Directive
Where a line below holds the string "Glucose", copy that line.

Excerpted data
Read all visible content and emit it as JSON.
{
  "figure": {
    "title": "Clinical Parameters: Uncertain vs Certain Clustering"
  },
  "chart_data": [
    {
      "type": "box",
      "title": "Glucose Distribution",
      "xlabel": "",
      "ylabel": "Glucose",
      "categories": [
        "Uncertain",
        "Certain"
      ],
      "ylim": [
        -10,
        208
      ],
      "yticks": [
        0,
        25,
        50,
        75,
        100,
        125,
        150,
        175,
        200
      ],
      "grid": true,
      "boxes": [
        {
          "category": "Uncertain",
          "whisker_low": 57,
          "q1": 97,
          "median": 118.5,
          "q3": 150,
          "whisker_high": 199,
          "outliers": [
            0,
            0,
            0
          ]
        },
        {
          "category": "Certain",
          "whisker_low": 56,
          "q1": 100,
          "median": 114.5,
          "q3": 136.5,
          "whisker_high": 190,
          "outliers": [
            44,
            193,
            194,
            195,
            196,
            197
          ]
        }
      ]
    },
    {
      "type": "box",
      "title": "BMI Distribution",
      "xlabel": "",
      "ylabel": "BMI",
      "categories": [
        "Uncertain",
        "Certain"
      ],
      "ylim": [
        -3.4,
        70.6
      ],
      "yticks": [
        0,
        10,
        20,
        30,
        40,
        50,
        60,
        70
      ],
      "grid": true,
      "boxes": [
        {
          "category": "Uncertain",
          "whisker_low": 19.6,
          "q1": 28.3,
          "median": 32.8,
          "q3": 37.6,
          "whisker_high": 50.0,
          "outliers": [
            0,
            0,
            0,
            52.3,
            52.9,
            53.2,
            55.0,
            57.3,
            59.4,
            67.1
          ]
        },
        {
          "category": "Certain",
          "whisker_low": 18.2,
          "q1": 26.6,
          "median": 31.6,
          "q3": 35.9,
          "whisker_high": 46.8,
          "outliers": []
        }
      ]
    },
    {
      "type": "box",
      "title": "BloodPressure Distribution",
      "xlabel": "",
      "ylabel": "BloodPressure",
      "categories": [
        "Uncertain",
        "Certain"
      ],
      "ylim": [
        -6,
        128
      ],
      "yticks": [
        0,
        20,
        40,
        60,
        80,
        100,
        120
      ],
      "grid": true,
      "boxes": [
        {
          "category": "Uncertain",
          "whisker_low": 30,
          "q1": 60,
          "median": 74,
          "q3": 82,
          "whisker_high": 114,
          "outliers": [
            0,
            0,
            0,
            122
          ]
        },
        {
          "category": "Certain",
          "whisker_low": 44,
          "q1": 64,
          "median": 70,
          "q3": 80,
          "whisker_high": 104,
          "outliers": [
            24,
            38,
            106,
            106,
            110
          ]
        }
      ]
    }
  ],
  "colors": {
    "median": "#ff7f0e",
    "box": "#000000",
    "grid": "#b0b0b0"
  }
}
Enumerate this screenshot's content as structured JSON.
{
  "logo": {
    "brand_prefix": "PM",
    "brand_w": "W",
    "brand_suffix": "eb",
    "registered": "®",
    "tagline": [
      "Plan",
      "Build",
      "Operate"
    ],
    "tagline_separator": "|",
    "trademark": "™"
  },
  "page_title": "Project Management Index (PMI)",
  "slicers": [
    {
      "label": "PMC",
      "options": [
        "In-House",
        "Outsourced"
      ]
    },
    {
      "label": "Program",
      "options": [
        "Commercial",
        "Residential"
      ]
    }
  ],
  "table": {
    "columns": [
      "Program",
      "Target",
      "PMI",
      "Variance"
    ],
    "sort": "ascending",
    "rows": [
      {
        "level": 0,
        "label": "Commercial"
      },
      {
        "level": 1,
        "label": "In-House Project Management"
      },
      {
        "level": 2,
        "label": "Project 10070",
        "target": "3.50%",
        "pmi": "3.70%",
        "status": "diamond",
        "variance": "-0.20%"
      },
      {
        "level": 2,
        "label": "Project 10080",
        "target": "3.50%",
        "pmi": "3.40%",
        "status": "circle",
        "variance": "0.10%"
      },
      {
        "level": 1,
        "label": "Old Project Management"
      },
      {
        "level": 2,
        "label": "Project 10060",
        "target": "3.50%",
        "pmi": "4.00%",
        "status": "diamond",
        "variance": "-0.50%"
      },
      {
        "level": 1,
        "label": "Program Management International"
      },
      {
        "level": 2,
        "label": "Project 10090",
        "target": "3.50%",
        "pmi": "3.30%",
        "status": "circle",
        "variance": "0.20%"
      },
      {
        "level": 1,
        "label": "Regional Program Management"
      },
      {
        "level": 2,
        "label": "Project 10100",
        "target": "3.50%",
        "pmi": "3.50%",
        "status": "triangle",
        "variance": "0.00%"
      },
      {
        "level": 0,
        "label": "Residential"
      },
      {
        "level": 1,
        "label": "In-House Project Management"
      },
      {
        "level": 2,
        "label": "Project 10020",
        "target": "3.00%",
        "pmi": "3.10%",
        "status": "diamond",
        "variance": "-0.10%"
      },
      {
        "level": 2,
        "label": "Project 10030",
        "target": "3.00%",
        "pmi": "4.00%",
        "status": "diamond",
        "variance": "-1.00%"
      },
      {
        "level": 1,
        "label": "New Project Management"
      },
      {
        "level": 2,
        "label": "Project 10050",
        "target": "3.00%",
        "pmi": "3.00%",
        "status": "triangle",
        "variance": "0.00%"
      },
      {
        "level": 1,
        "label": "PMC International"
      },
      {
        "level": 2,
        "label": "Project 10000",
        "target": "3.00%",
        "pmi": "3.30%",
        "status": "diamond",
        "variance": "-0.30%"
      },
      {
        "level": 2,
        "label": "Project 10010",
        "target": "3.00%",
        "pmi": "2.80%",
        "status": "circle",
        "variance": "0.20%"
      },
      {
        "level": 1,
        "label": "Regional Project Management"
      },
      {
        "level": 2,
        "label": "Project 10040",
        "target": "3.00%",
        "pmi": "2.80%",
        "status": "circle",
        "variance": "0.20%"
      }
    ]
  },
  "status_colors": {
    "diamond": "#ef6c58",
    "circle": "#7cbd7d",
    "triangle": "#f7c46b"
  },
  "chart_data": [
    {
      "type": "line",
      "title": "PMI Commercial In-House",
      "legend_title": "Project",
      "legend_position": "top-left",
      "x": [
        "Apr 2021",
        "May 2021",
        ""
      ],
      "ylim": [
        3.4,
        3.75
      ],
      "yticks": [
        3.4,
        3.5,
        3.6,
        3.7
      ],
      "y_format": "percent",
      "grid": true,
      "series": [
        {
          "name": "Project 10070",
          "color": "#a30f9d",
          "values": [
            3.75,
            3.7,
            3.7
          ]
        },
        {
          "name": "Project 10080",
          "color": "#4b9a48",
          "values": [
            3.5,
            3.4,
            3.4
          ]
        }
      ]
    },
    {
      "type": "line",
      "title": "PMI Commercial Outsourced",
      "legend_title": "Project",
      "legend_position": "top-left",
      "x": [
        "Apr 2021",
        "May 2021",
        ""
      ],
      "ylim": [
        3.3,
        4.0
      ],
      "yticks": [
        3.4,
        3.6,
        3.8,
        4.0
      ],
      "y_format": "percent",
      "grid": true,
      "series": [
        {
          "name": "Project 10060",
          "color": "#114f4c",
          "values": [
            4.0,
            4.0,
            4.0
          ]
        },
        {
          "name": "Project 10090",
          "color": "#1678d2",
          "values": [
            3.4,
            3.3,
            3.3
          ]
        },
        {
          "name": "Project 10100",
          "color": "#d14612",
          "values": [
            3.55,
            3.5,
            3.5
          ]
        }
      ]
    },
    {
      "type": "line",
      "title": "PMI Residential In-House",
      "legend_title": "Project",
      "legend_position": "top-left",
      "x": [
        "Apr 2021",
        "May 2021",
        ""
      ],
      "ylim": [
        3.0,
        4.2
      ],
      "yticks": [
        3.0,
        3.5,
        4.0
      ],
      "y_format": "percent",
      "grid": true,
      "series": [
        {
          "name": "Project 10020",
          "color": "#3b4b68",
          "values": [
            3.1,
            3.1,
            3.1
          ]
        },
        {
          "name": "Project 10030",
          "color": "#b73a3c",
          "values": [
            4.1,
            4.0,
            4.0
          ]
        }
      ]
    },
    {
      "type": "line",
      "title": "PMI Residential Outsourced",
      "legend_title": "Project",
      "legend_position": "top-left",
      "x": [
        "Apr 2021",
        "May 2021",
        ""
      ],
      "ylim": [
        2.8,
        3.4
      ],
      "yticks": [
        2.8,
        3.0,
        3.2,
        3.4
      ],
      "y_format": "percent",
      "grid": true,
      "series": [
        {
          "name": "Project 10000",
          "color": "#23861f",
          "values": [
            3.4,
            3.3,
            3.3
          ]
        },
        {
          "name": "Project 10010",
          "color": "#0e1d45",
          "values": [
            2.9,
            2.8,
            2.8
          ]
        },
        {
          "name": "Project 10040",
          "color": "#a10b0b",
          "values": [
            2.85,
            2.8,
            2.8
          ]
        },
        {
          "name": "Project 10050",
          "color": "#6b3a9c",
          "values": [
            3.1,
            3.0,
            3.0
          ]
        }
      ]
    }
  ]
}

Task answer
      "title": "Glucose Distribution",
      "ylabel": "Glucose",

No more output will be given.